[Begin]

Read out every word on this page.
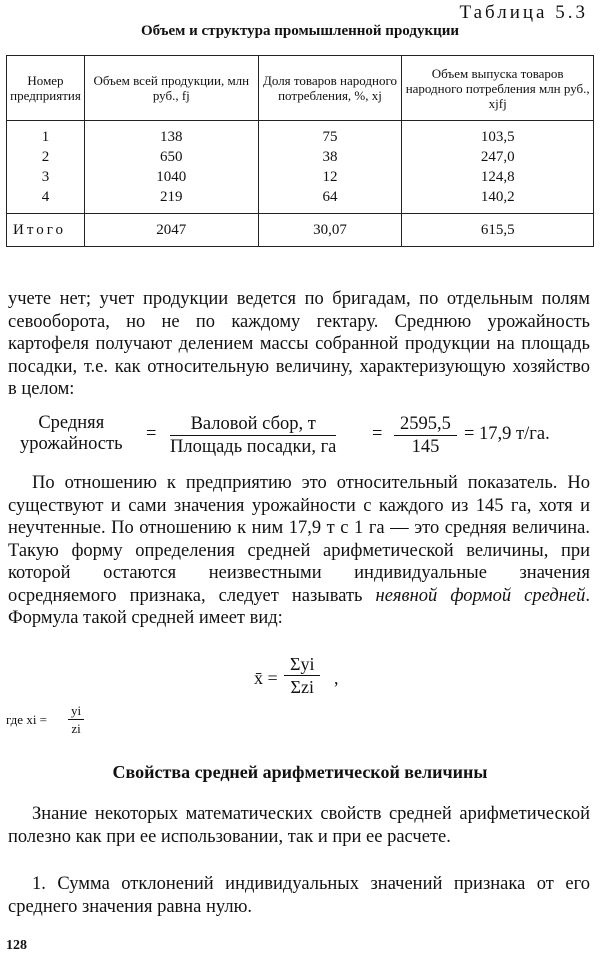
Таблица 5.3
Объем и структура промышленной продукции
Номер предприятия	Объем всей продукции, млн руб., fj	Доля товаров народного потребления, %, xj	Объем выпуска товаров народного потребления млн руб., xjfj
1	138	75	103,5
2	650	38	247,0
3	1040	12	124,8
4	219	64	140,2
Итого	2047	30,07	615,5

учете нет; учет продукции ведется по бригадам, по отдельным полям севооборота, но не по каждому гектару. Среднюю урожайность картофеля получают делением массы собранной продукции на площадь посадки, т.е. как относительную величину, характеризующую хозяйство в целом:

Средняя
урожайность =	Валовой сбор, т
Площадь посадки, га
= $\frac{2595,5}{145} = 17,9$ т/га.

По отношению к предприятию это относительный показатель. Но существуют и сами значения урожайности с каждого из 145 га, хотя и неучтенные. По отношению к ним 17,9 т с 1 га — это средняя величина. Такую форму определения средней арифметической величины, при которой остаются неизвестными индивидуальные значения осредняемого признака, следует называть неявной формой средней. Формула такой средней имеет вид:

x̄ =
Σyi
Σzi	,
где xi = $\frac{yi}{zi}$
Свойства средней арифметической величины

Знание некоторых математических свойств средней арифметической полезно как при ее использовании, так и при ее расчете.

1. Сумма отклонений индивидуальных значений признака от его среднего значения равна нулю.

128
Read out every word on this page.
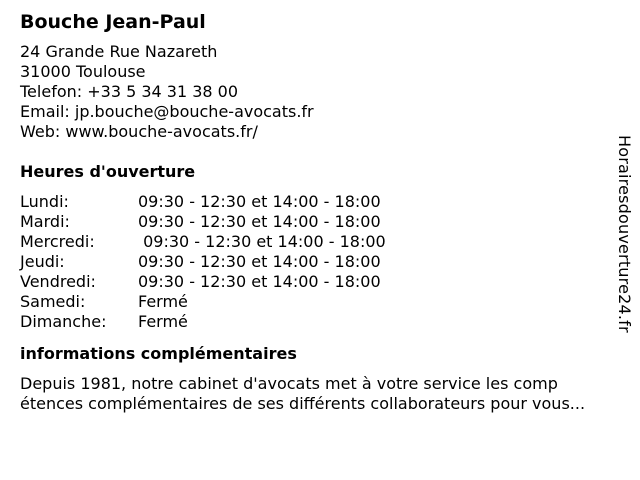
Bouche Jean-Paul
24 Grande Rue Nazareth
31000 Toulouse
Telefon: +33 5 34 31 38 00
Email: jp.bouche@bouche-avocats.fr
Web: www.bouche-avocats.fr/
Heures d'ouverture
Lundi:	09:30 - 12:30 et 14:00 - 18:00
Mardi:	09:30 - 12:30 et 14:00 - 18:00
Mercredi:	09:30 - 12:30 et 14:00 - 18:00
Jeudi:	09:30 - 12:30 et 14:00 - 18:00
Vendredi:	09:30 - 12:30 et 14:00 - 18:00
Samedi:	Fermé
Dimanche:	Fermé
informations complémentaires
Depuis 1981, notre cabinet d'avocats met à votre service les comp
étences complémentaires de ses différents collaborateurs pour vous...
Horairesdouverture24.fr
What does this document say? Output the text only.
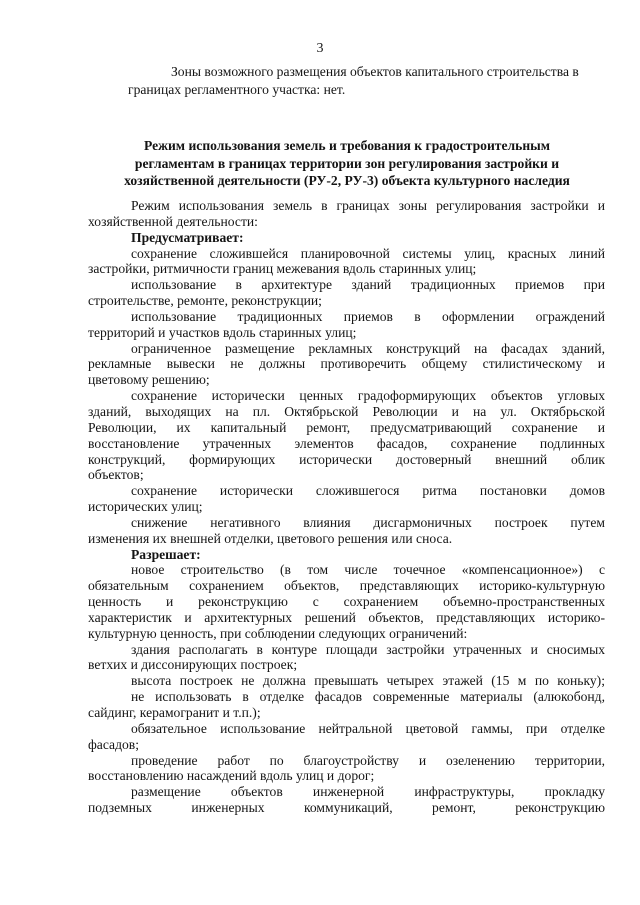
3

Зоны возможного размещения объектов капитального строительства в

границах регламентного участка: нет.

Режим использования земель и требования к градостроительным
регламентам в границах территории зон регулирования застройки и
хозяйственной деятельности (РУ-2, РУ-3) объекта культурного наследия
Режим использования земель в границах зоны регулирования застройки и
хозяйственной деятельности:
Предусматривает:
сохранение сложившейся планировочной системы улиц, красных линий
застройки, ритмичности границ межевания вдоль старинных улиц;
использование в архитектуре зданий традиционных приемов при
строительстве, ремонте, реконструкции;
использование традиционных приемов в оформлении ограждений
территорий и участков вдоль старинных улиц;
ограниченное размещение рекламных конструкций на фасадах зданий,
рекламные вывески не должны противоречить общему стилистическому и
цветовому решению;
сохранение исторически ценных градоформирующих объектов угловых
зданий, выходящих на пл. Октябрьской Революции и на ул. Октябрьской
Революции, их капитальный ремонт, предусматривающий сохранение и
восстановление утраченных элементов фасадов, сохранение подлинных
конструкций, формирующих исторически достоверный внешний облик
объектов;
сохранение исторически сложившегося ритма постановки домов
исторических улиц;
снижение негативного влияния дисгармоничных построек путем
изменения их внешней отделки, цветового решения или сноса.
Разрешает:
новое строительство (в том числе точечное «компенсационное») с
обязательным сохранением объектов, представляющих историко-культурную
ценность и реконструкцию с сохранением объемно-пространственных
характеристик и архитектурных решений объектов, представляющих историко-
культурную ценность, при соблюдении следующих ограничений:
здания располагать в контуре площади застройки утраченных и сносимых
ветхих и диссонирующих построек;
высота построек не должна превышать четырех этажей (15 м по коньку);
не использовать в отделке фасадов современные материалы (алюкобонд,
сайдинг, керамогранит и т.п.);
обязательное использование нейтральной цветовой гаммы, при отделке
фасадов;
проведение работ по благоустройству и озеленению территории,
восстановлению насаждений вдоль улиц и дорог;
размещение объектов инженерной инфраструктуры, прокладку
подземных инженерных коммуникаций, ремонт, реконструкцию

[End]

*Task description*: Retype the data above exactly; pictures are not part of the copy.

*Task answer*:
Read out every word on this page.
Таблица 5.3
Объем и структура промышленной продукции
Номер предприятия	Объем всей продукции, млн руб., fj	Доля товаров народного потребления, %, xj	Объем выпуска товаров народного потребления млн руб., xjfj
1	138	75	103,5
2	650	38	247,0
3	1040	12	124,8
4	219	64	140,2
Итого	2047	30,07	615,5

учете нет; учет продукции ведется по бригадам, по отдельным полям севооборота, но не по каждому гектару. Среднюю урожайность картофеля получают делением массы собранной продукции на площадь посадки, т.е. как относительную величину, характеризующую хозяйство в целом:

Средняя
урожайность =	Валовой сбор, т
Площадь посадки, га
= $\frac{2595,5}{145} = 17,9$ т/га.

По отношению к предприятию это относительный показатель. Но существуют и сами значения урожайности с каждого из 145 га, хотя и неучтенные. По отношению к ним 17,9 т с 1 га — это средняя величина. Такую форму определения средней арифметической величины, при которой остаются неизвестными индивидуальные значения осредняемого признака, следует называть неявной формой средней. Формула такой средней имеет вид:

x̄ =
Σyi
Σzi	,
где xi = $\frac{yi}{zi}$
Свойства средней арифметической величины

Знание некоторых математических свойств средней арифметической полезно как при ее использовании, так и при ее расчете.

1. Сумма отклонений индивидуальных значений признака от его среднего значения равна нулю.

128
Read out every word on this page.
Bouche Jean-Paul
24 Grande Rue Nazareth
31000 Toulouse
Telefon: +33 5 34 31 38 00
Email: jp.bouche@bouche-avocats.fr
Web: www.bouche-avocats.fr/
Heures d'ouverture
Lundi:	09:30 - 12:30 et 14:00 - 18:00
Mardi:	09:30 - 12:30 et 14:00 - 18:00
Mercredi:	09:30 - 12:30 et 14:00 - 18:00
Jeudi:	09:30 - 12:30 et 14:00 - 18:00
Vendredi:	09:30 - 12:30 et 14:00 - 18:00
Samedi:	Fermé
Dimanche:	Fermé
informations complémentaires
Depuis 1981, notre cabinet d'avocats met à votre service les comp
étences complémentaires de ses différents collaborateurs pour vous...
Horairesdouverture24.fr
What does this document say? Output the text only.
3

Зоны возможного размещения объектов капитального строительства в

границах регламентного участка: нет.

Режим использования земель и требования к градостроительным
регламентам в границах территории зон регулирования застройки и
хозяйственной деятельности (РУ-2, РУ-3) объекта культурного наследия
Режим использования земель в границах зоны регулирования застройки и
хозяйственной деятельности:
Предусматривает:
сохранение сложившейся планировочной системы улиц, красных линий
застройки, ритмичности границ межевания вдоль старинных улиц;
использование в архитектуре зданий традиционных приемов при
строительстве, ремонте, реконструкции;
использование традиционных приемов в оформлении ограждений
территорий и участков вдоль старинных улиц;
ограниченное размещение рекламных конструкций на фасадах зданий,
рекламные вывески не должны противоречить общему стилистическому и
цветовому решению;
сохранение исторически ценных градоформирующих объектов угловых
зданий, выходящих на пл. Октябрьской Революции и на ул. Октябрьской
Революции, их капитальный ремонт, предусматривающий сохранение и
восстановление утраченных элементов фасадов, сохранение подлинных
конструкций, формирующих исторически достоверный внешний облик
объектов;
сохранение исторически сложившегося ритма постановки домов
исторических улиц;
снижение негативного влияния дисгармоничных построек путем
изменения их внешней отделки, цветового решения или сноса.
Разрешает:
новое строительство (в том числе точечное «компенсационное») с
обязательным сохранением объектов, представляющих историко-культурную
ценность и реконструкцию с сохранением объемно-пространственных
характеристик и архитектурных решений объектов, представляющих историко-
культурную ценность, при соблюдении следующих ограничений:
здания располагать в контуре площади застройки утраченных и сносимых
ветхих и диссонирующих построек;
высота построек не должна превышать четырех этажей (15 м по коньку);
не использовать в отделке фасадов современные материалы (алюкобонд,
сайдинг, керамогранит и т.п.);
обязательное использование нейтральной цветовой гаммы, при отделке
фасадов;
проведение работ по благоустройству и озеленению территории,
восстановлению насаждений вдоль улиц и дорог;
размещение объектов инженерной инфраструктуры, прокладку
подземных инженерных коммуникаций, ремонт, реконструкцию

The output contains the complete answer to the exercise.